━━ Task data

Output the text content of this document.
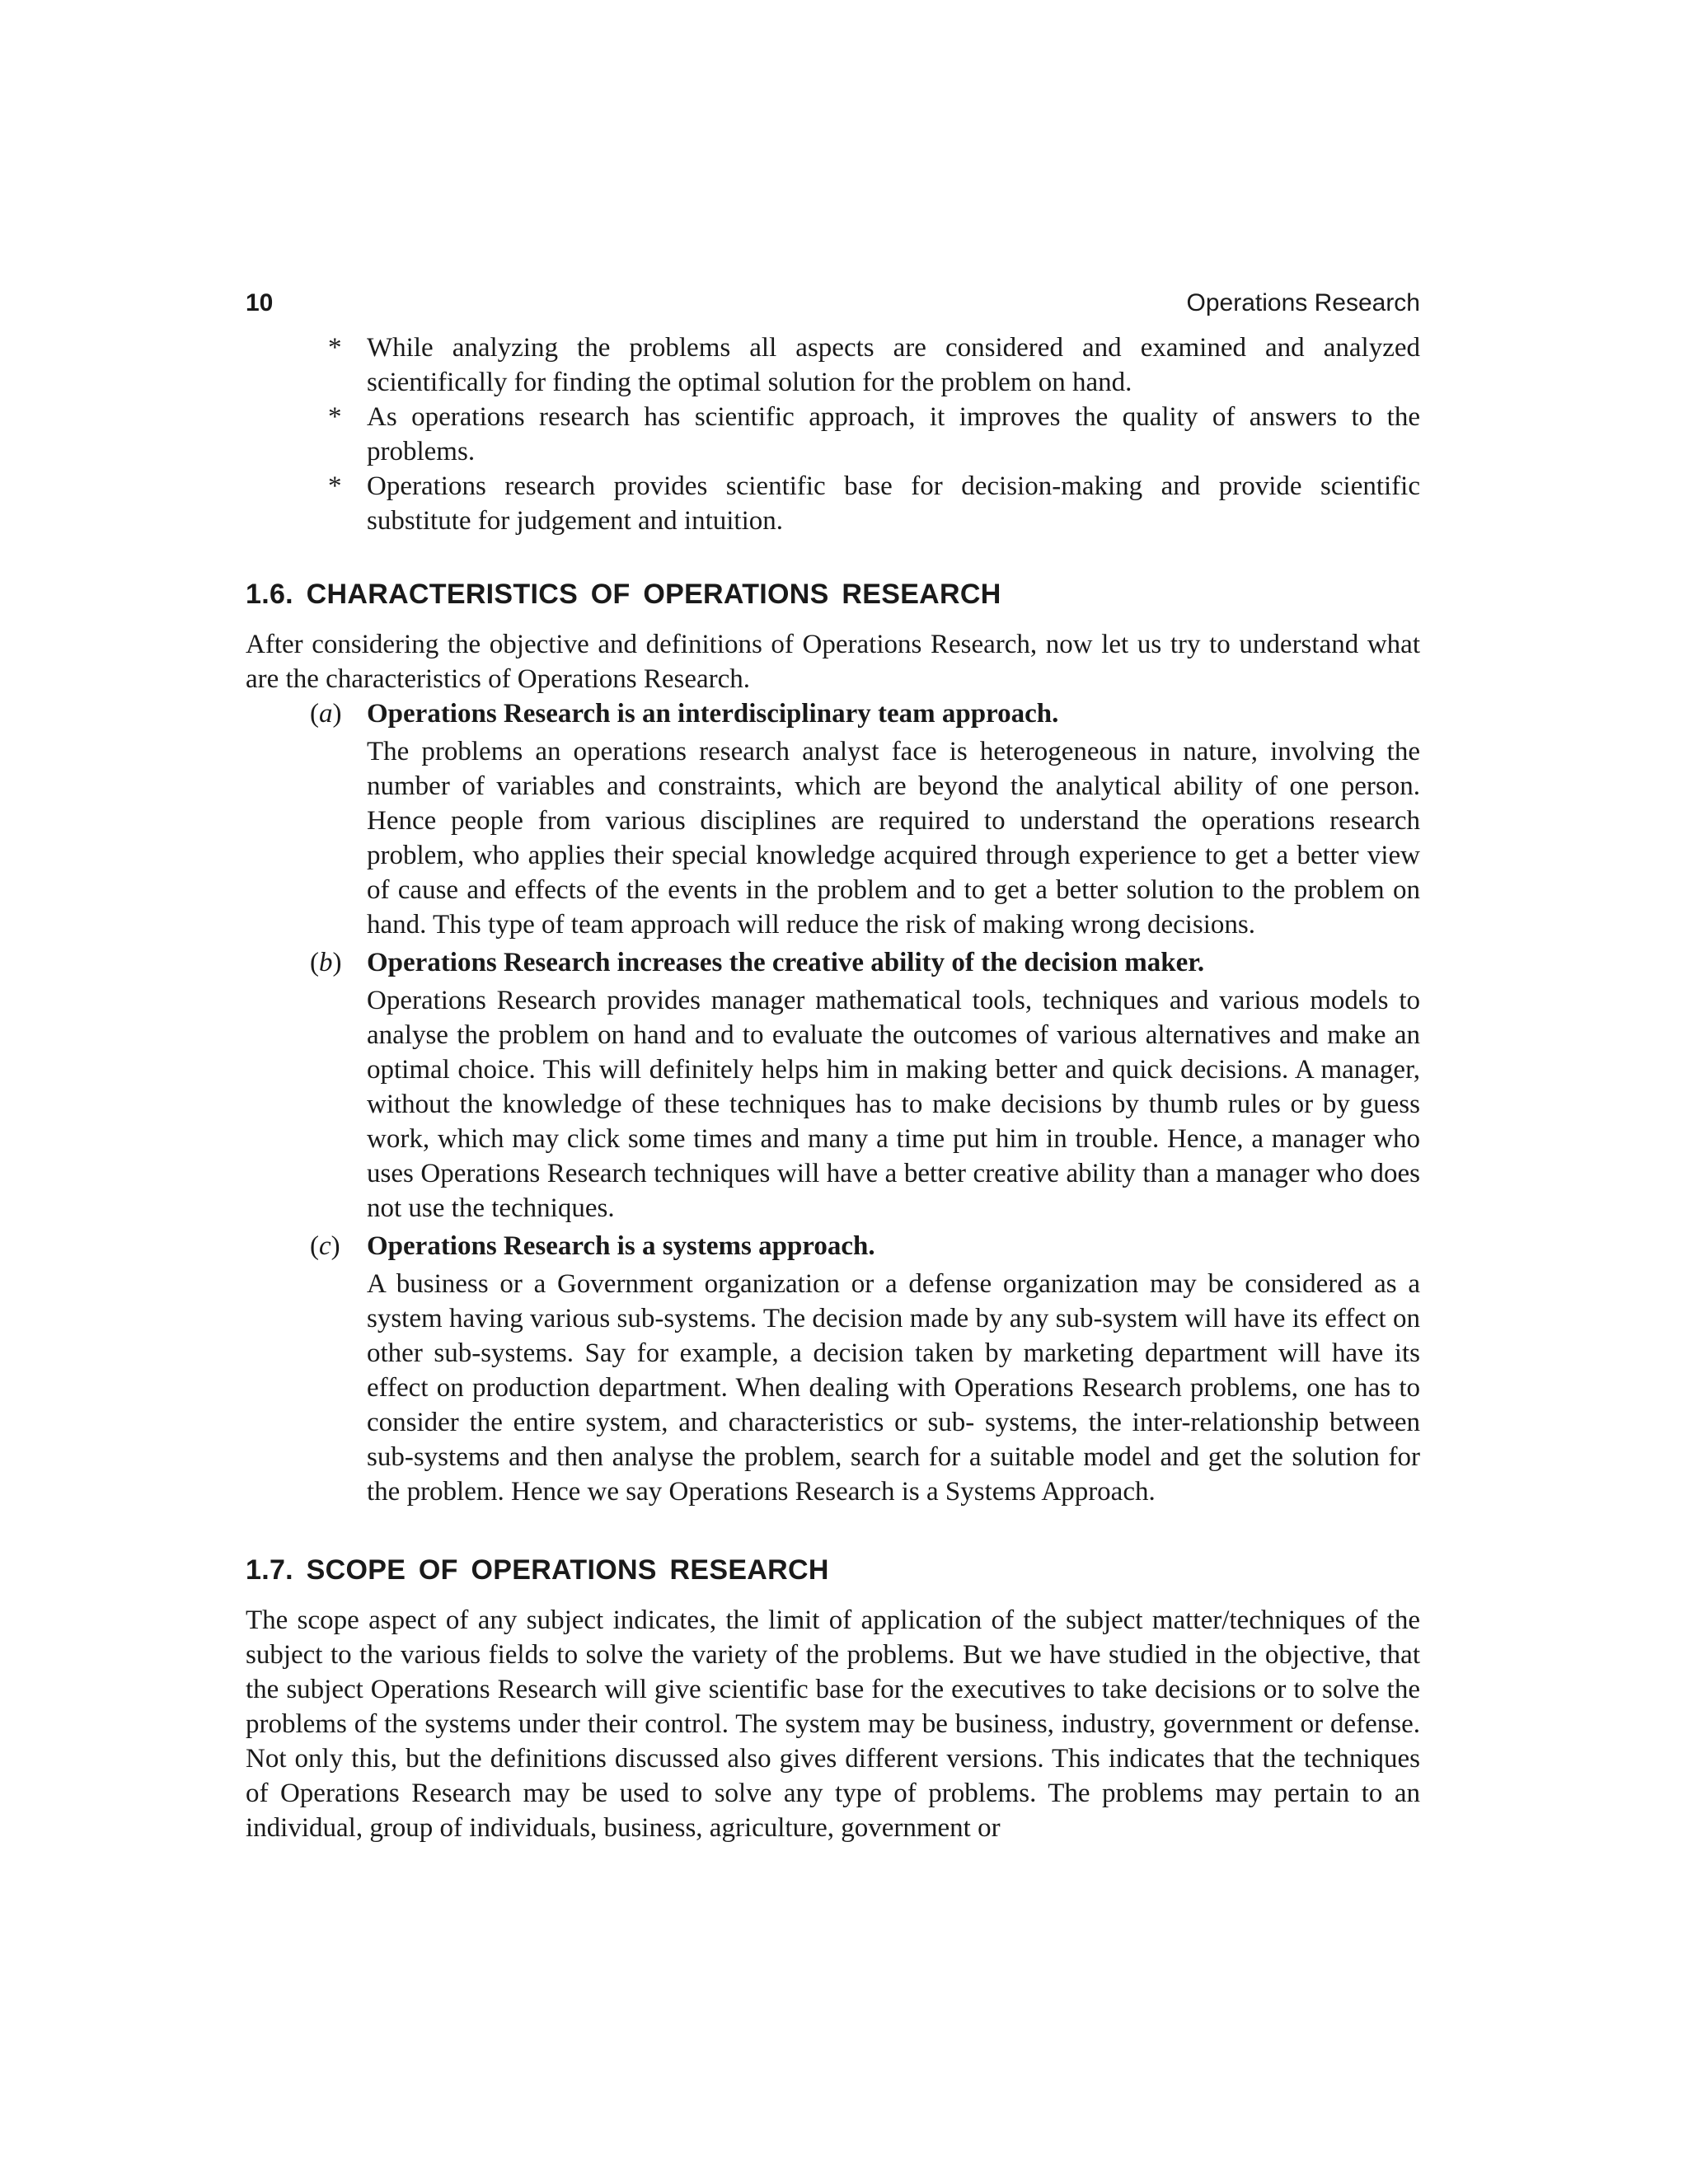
10	Operations Research
* While analyzing the problems all aspects are considered and examined and analyzed scientifically for finding the optimal solution for the problem on hand.
* As operations research has scientific approach, it improves the quality of answers to the problems.
* Operations research provides scientific base for decision-making and provide scientific substitute for judgement and intuition.
1.6. CHARACTERISTICS OF OPERATIONS RESEARCH

After considering the objective and definitions of Operations Research, now let us try to understand what are the characteristics of Operations Research.

(a) Operations Research is an interdisciplinary team approach.

The problems an operations research analyst face is heterogeneous in nature, involving the number of variables and constraints, which are beyond the analytical ability of one person. Hence people from various disciplines are required to understand the operations research problem, who applies their special knowledge acquired through experience to get a better view of cause and effects of the events in the problem and to get a better solution to the problem on hand. This type of team approach will reduce the risk of making wrong decisions.

(b) Operations Research increases the creative ability of the decision maker.

Operations Research provides manager mathematical tools, techniques and various models to analyse the problem on hand and to evaluate the outcomes of various alternatives and make an optimal choice. This will definitely helps him in making better and quick decisions. A manager, without the knowledge of these techniques has to make decisions by thumb rules or by guess work, which may click some times and many a time put him in trouble. Hence, a manager who uses Operations Research techniques will have a better creative ability than a manager who does not use the techniques.

(c) Operations Research is a systems approach.

A business or a Government organization or a defense organization may be considered as a system having various sub-systems. The decision made by any sub-system will have its effect on other sub-systems. Say for example, a decision taken by marketing department will have its effect on production department. When dealing with Operations Research problems, one has to consider the entire system, and characteristics or sub- systems, the inter-relationship between sub-systems and then analyse the problem, search for a suitable model and get the solution for the problem. Hence we say Operations Research is a Systems Approach.

1.7. SCOPE OF OPERATIONS RESEARCH

The scope aspect of any subject indicates, the limit of application of the subject matter/techniques of the subject to the various fields to solve the variety of the problems. But we have studied in the objective, that the subject Operations Research will give scientific base for the executives to take decisions or to solve the problems of the systems under their control. The system may be business, industry, government or defense. Not only this, but the definitions discussed also gives different versions. This indicates that the techniques of Operations Research may be used to solve any type of problems. The problems may pertain to an individual, group of individuals, business, agriculture, government or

━━━━

Pictures are excluded; copy all other data exactly as shown.

Output the text content of this document.
10	Operations Research
* While analyzing the problems all aspects are considered and examined and analyzed scientifically for finding the optimal solution for the problem on hand.
* As operations research has scientific approach, it improves the quality of answers to the problems.
* Operations research provides scientific base for decision-making and provide scientific substitute for judgement and intuition.
1.6. CHARACTERISTICS OF OPERATIONS RESEARCH

After considering the objective and definitions of Operations Research, now let us try to understand what are the characteristics of Operations Research.

(a) Operations Research is an interdisciplinary team approach.

The problems an operations research analyst face is heterogeneous in nature, involving the number of variables and constraints, which are beyond the analytical ability of one person. Hence people from various disciplines are required to understand the operations research problem, who applies their special knowledge acquired through experience to get a better view of cause and effects of the events in the problem and to get a better solution to the problem on hand. This type of team approach will reduce the risk of making wrong decisions.

(b) Operations Research increases the creative ability of the decision maker.

Operations Research provides manager mathematical tools, techniques and various models to analyse the problem on hand and to evaluate the outcomes of various alternatives and make an optimal choice. This will definitely helps him in making better and quick decisions. A manager, without the knowledge of these techniques has to make decisions by thumb rules or by guess work, which may click some times and many a time put him in trouble. Hence, a manager who uses Operations Research techniques will have a better creative ability than a manager who does not use the techniques.

(c) Operations Research is a systems approach.

A business or a Government organization or a defense organization may be considered as a system having various sub-systems. The decision made by any sub-system will have its effect on other sub-systems. Say for example, a decision taken by marketing department will have its effect on production department. When dealing with Operations Research problems, one has to consider the entire system, and characteristics or sub- systems, the inter-relationship between sub-systems and then analyse the problem, search for a suitable model and get the solution for the problem. Hence we say Operations Research is a Systems Approach.

1.7. SCOPE OF OPERATIONS RESEARCH

The scope aspect of any subject indicates, the limit of application of the subject matter/techniques of the subject to the various fields to solve the variety of the problems. But we have studied in the objective, that the subject Operations Research will give scientific base for the executives to take decisions or to solve the problems of the systems under their control. The system may be business, industry, government or defense. Not only this, but the definitions discussed also gives different versions. This indicates that the techniques of Operations Research may be used to solve any type of problems. The problems may pertain to an individual, group of individuals, business, agriculture, government or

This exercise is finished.